Exercise brief – Return every line below as is, leaving out the pictures.
━━━━━━━━━━━━━━━━━━━━
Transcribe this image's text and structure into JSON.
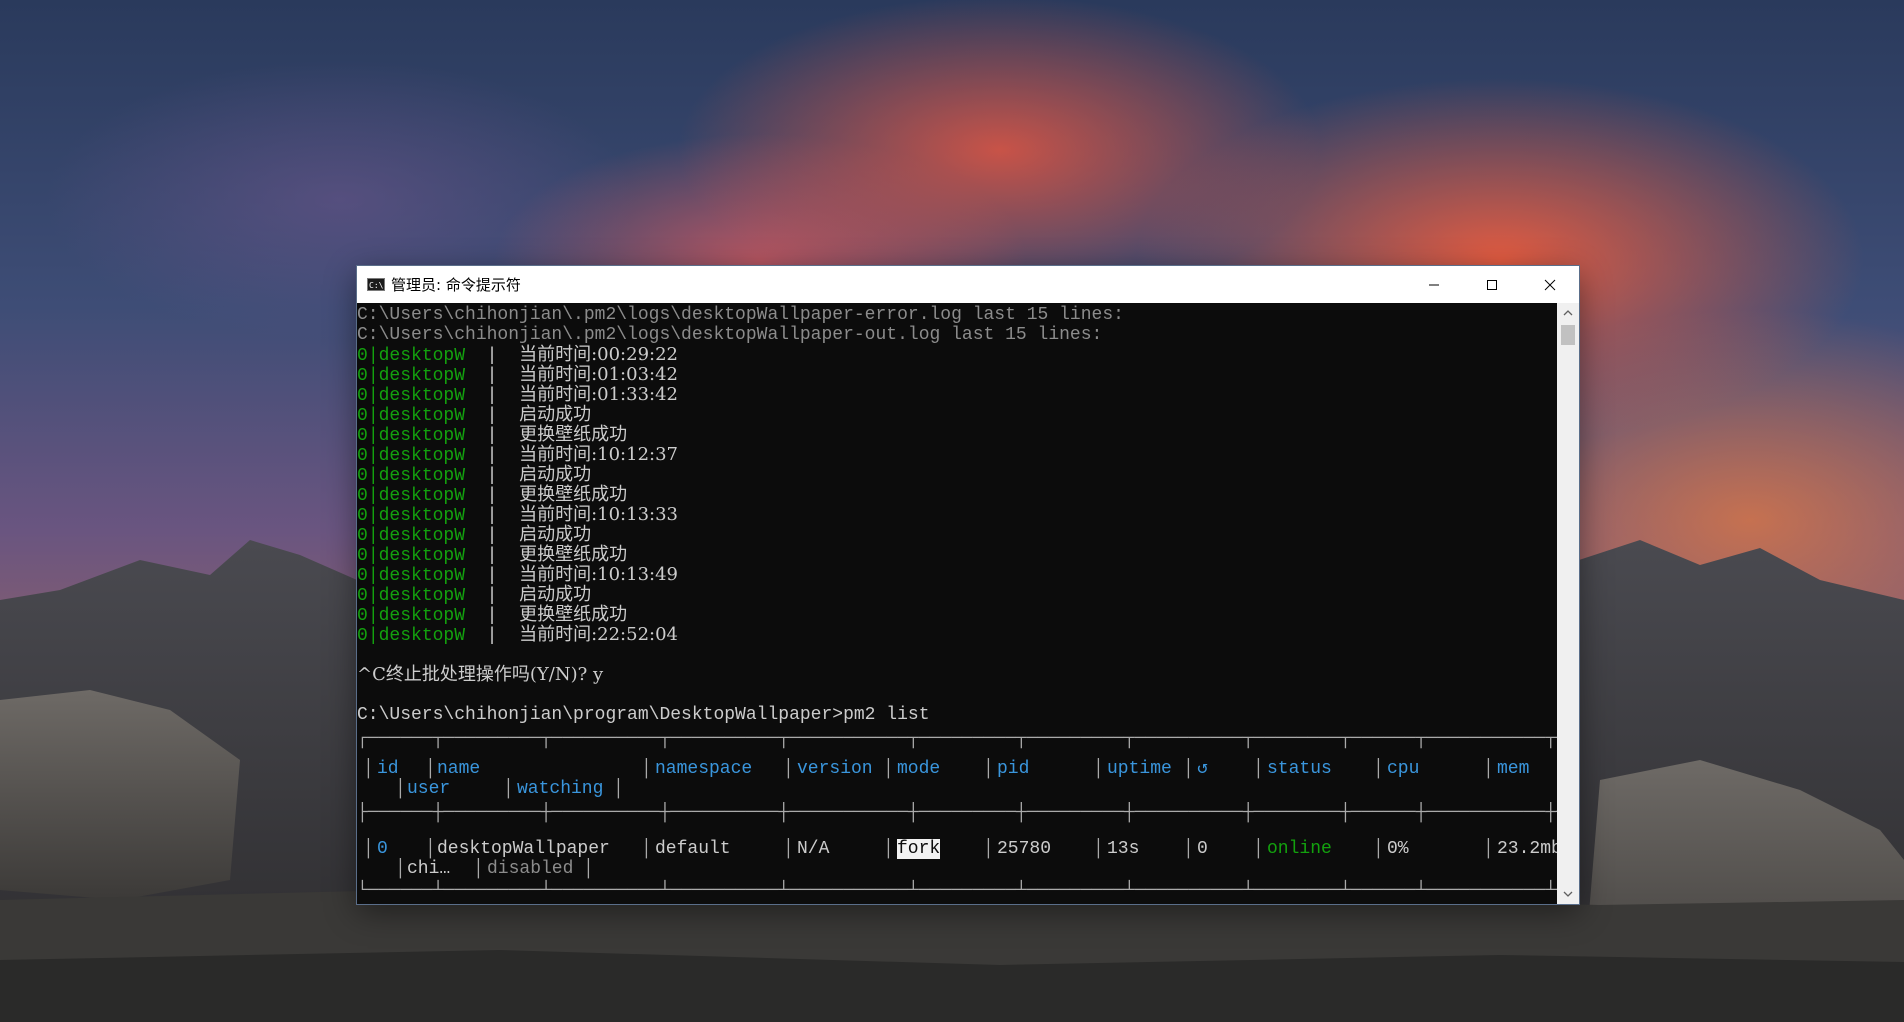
{
  "window": {
    "title": "管理员: 命令提示符",
    "icon": "cmd-icon",
    "icon_text": "C:\\"
  },
  "console": {
    "header_lines": [
      "C:\\Users\\chihonjian\\.pm2\\logs\\desktopWallpaper-error.log last 15 lines:",
      "C:\\Users\\chihonjian\\.pm2\\logs\\desktopWallpaper-out.log last 15 lines:"
    ],
    "log_prefix_id": "0",
    "log_prefix_name": "desktopW",
    "log_sep": "|",
    "log_messages": [
      "当前时间:00:29:22",
      "当前时间:01:03:42",
      "当前时间:01:33:42",
      "启动成功",
      "更换壁纸成功",
      "当前时间:10:12:37",
      "启动成功",
      "更换壁纸成功",
      "当前时间:10:13:33",
      "启动成功",
      "更换壁纸成功",
      "当前时间:10:13:49",
      "启动成功",
      "更换壁纸成功",
      "当前时间:22:52:04"
    ],
    "batch_prompt": "^C终止批处理操作吗(Y/N)? y",
    "command_line": "C:\\Users\\chihonjian\\program\\DesktopWallpaper>pm2 list"
  },
  "pm2_table": {
    "headers": {
      "id": "id",
      "name": "name",
      "user": "user",
      "watching": "watching",
      "namespace": "namespace",
      "version": "version",
      "mode": "mode",
      "pid": "pid",
      "uptime": "uptime",
      "restarts": "↺",
      "status": "status",
      "cpu": "cpu",
      "mem": "mem"
    },
    "rows": [
      {
        "id": "0",
        "name": "desktopWallpaper",
        "user": "chi…",
        "watching": "disabled",
        "namespace": "default",
        "version": "N/A",
        "mode": "fork",
        "pid": "25780",
        "uptime": "13s",
        "restarts": "0",
        "status": "online",
        "cpu": "0%",
        "mem": "23.2mb"
      }
    ]
  },
  "colors": {
    "console_bg": "#0c0c0c",
    "console_text": "#cccccc",
    "pm2_green": "#13a10e",
    "pm2_cyan": "#3a96dd"
  }
}
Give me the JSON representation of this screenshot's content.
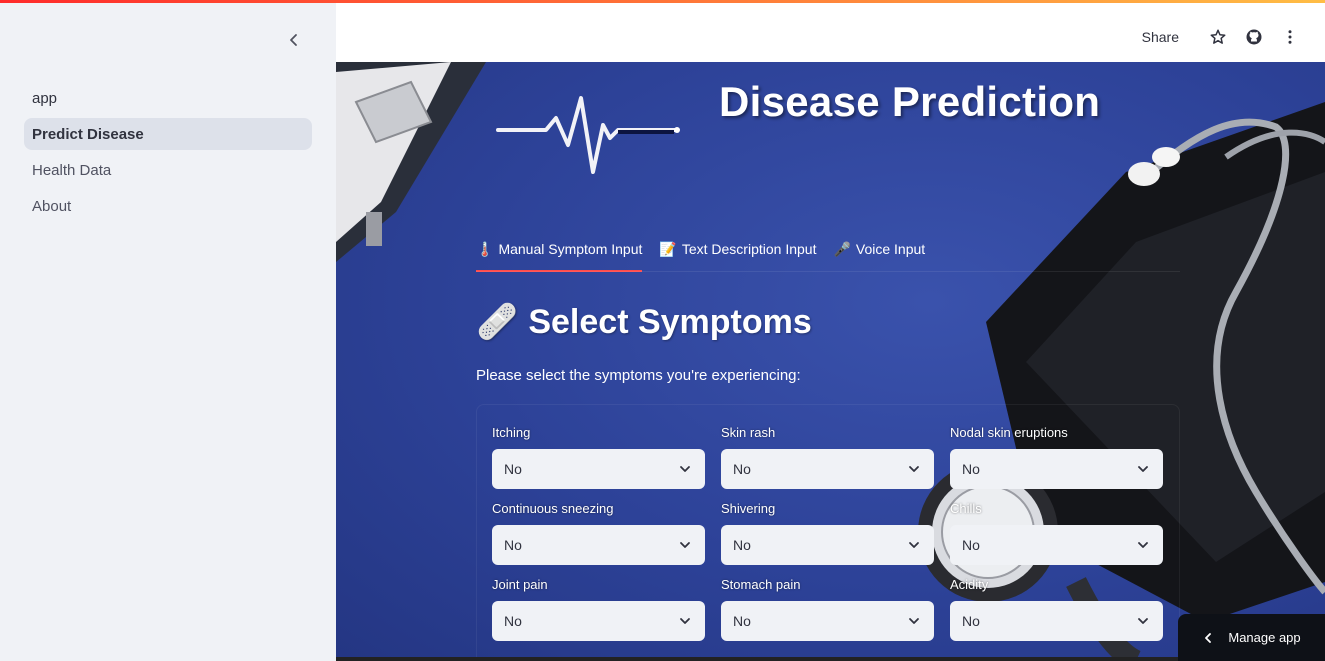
{
  "sidebar": {
    "items": [
      {
        "label": "app"
      },
      {
        "label": "Predict Disease"
      },
      {
        "label": "Health Data"
      },
      {
        "label": "About"
      }
    ]
  },
  "header": {
    "share_label": "Share"
  },
  "main": {
    "title": "Disease Prediction",
    "tabs": [
      {
        "emoji": "🌡️",
        "label": "Manual Symptom Input"
      },
      {
        "emoji": "📝",
        "label": "Text Description Input"
      },
      {
        "emoji": "🎤",
        "label": "Voice Input"
      }
    ],
    "section_emoji": "🩹",
    "section_title": "Select Symptoms",
    "subtitle": "Please select the symptoms you're experiencing:",
    "fields": [
      {
        "label": "Itching",
        "value": "No"
      },
      {
        "label": "Skin rash",
        "value": "No"
      },
      {
        "label": "Nodal skin eruptions",
        "value": "No"
      },
      {
        "label": "Continuous sneezing",
        "value": "No"
      },
      {
        "label": "Shivering",
        "value": "No"
      },
      {
        "label": "Chills",
        "value": "No"
      },
      {
        "label": "Joint pain",
        "value": "No"
      },
      {
        "label": "Stomach pain",
        "value": "No"
      },
      {
        "label": "Acidity",
        "value": "No"
      }
    ]
  },
  "manage_app_label": "Manage app",
  "colors": {
    "accent": "#ff4b4b",
    "main_bg": "#2d4298",
    "sidebar_bg": "#f0f2f6"
  }
}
━━━━━━━━━━━━━━━━━━━━
Finished answer –
Transcribe this image's text and structure into JSON.
{
  "window": {
    "title": "管理员: 命令提示符",
    "icon": "cmd-icon",
    "icon_text": "C:\\"
  },
  "console": {
    "header_lines": [
      "C:\\Users\\chihonjian\\.pm2\\logs\\desktopWallpaper-error.log last 15 lines:",
      "C:\\Users\\chihonjian\\.pm2\\logs\\desktopWallpaper-out.log last 15 lines:"
    ],
    "log_prefix_id": "0",
    "log_prefix_name": "desktopW",
    "log_sep": "|",
    "log_messages": [
      "当前时间:00:29:22",
      "当前时间:01:03:42",
      "当前时间:01:33:42",
      "启动成功",
      "更换壁纸成功",
      "当前时间:10:12:37",
      "启动成功",
      "更换壁纸成功",
      "当前时间:10:13:33",
      "启动成功",
      "更换壁纸成功",
      "当前时间:10:13:49",
      "启动成功",
      "更换壁纸成功",
      "当前时间:22:52:04"
    ],
    "batch_prompt": "^C终止批处理操作吗(Y/N)? y",
    "command_line": "C:\\Users\\chihonjian\\program\\DesktopWallpaper>pm2 list"
  },
  "pm2_table": {
    "headers": {
      "id": "id",
      "name": "name",
      "user": "user",
      "watching": "watching",
      "namespace": "namespace",
      "version": "version",
      "mode": "mode",
      "pid": "pid",
      "uptime": "uptime",
      "restarts": "↺",
      "status": "status",
      "cpu": "cpu",
      "mem": "mem"
    },
    "rows": [
      {
        "id": "0",
        "name": "desktopWallpaper",
        "user": "chi…",
        "watching": "disabled",
        "namespace": "default",
        "version": "N/A",
        "mode": "fork",
        "pid": "25780",
        "uptime": "13s",
        "restarts": "0",
        "status": "online",
        "cpu": "0%",
        "mem": "23.2mb"
      }
    ]
  },
  "colors": {
    "console_bg": "#0c0c0c",
    "console_text": "#cccccc",
    "pm2_green": "#13a10e",
    "pm2_cyan": "#3a96dd"
  }
}
Give me the JSON representation of this screenshot's content.
{
  "sidebar": {
    "items": [
      {
        "label": "app"
      },
      {
        "label": "Predict Disease"
      },
      {
        "label": "Health Data"
      },
      {
        "label": "About"
      }
    ]
  },
  "header": {
    "share_label": "Share"
  },
  "main": {
    "title": "Disease Prediction",
    "tabs": [
      {
        "emoji": "🌡️",
        "label": "Manual Symptom Input"
      },
      {
        "emoji": "📝",
        "label": "Text Description Input"
      },
      {
        "emoji": "🎤",
        "label": "Voice Input"
      }
    ],
    "section_emoji": "🩹",
    "section_title": "Select Symptoms",
    "subtitle": "Please select the symptoms you're experiencing:",
    "fields": [
      {
        "label": "Itching",
        "value": "No"
      },
      {
        "label": "Skin rash",
        "value": "No"
      },
      {
        "label": "Nodal skin eruptions",
        "value": "No"
      },
      {
        "label": "Continuous sneezing",
        "value": "No"
      },
      {
        "label": "Shivering",
        "value": "No"
      },
      {
        "label": "Chills",
        "value": "No"
      },
      {
        "label": "Joint pain",
        "value": "No"
      },
      {
        "label": "Stomach pain",
        "value": "No"
      },
      {
        "label": "Acidity",
        "value": "No"
      }
    ]
  },
  "manage_app_label": "Manage app",
  "colors": {
    "accent": "#ff4b4b",
    "main_bg": "#2d4298",
    "sidebar_bg": "#f0f2f6"
  }
}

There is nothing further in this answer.